▶ **Directions**
Rewrite the listing below with every "Ellipse" changed to "Oval" and nothing else altered. Leave out the pictures.

▶ **Dataset extract**
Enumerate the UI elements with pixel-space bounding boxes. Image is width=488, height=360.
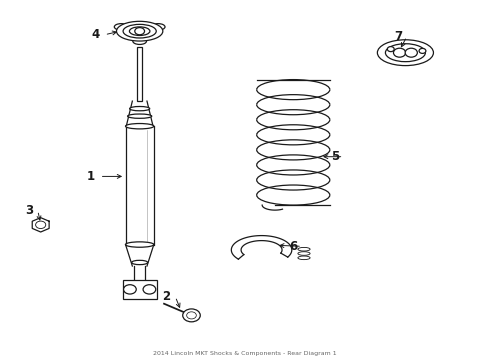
Ellipse shape xyxy=(116,21,163,41)
Text: 7: 7 xyxy=(393,30,401,43)
Text: 5: 5 xyxy=(330,150,338,163)
Text: 1: 1 xyxy=(87,170,95,183)
Circle shape xyxy=(143,285,156,294)
Ellipse shape xyxy=(297,252,309,255)
Ellipse shape xyxy=(131,260,147,265)
Ellipse shape xyxy=(129,107,149,111)
Circle shape xyxy=(123,285,136,294)
Ellipse shape xyxy=(125,242,154,247)
Text: 6: 6 xyxy=(288,240,297,253)
Circle shape xyxy=(386,46,393,51)
Ellipse shape xyxy=(123,24,156,38)
Circle shape xyxy=(183,309,200,322)
Ellipse shape xyxy=(129,27,150,36)
Ellipse shape xyxy=(151,24,164,30)
Circle shape xyxy=(36,221,46,229)
Text: 2014 Lincoln MKT Shocks & Components - Rear Diagram 1: 2014 Lincoln MKT Shocks & Components - R… xyxy=(152,351,336,356)
Ellipse shape xyxy=(377,40,432,66)
Polygon shape xyxy=(32,218,49,232)
Ellipse shape xyxy=(125,123,154,129)
Bar xyxy=(137,47,142,101)
Ellipse shape xyxy=(405,48,416,57)
Bar xyxy=(122,279,157,299)
Circle shape xyxy=(135,28,144,35)
Ellipse shape xyxy=(133,38,146,44)
Ellipse shape xyxy=(297,247,309,251)
Circle shape xyxy=(418,48,425,53)
Ellipse shape xyxy=(297,256,309,260)
Circle shape xyxy=(186,312,196,319)
Text: 4: 4 xyxy=(91,28,100,41)
Text: 3: 3 xyxy=(25,204,33,217)
Ellipse shape xyxy=(385,44,425,62)
Ellipse shape xyxy=(127,114,151,118)
Ellipse shape xyxy=(393,48,405,57)
Ellipse shape xyxy=(114,24,128,30)
Text: 2: 2 xyxy=(162,290,170,303)
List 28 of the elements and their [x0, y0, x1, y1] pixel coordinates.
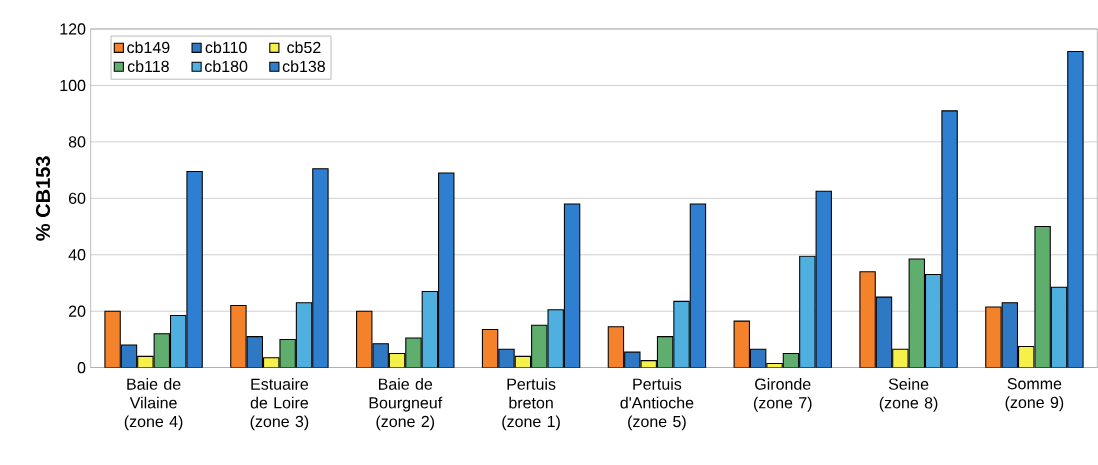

▶ **Solution**
Enumerate the UI elements with pixel-space bounding boxes. Image is width=488, height=360.
Oval shape xyxy=(116,21,163,41)
Text: 7: 7 xyxy=(393,30,401,43)
Text: 5: 5 xyxy=(330,150,338,163)
Text: 1: 1 xyxy=(87,170,95,183)
Circle shape xyxy=(143,285,156,294)
Oval shape xyxy=(297,252,309,255)
Oval shape xyxy=(131,260,147,265)
Oval shape xyxy=(129,107,149,111)
Circle shape xyxy=(123,285,136,294)
Oval shape xyxy=(125,242,154,247)
Text: 6: 6 xyxy=(288,240,297,253)
Circle shape xyxy=(386,46,393,51)
Oval shape xyxy=(123,24,156,38)
Circle shape xyxy=(183,309,200,322)
Oval shape xyxy=(129,27,150,36)
Oval shape xyxy=(151,24,164,30)
Circle shape xyxy=(36,221,46,229)
Text: 2014 Lincoln MKT Shocks & Components - Rear Diagram 1: 2014 Lincoln MKT Shocks & Components - R… xyxy=(152,351,336,356)
Oval shape xyxy=(377,40,432,66)
Polygon shape xyxy=(32,218,49,232)
Oval shape xyxy=(125,123,154,129)
Bar xyxy=(137,47,142,101)
Oval shape xyxy=(405,48,416,57)
Bar xyxy=(122,279,157,299)
Circle shape xyxy=(135,28,144,35)
Oval shape xyxy=(133,38,146,44)
Oval shape xyxy=(297,247,309,251)
Circle shape xyxy=(418,48,425,53)
Oval shape xyxy=(297,256,309,260)
Circle shape xyxy=(186,312,196,319)
Text: 4: 4 xyxy=(91,28,100,41)
Text: 3: 3 xyxy=(25,204,33,217)
Oval shape xyxy=(385,44,425,62)
Oval shape xyxy=(127,114,151,118)
Oval shape xyxy=(393,48,405,57)
Oval shape xyxy=(114,24,128,30)
Text: 2: 2 xyxy=(162,290,170,303)
List 28 of the elements and their [x0, y0, x1, y1] pixel coordinates.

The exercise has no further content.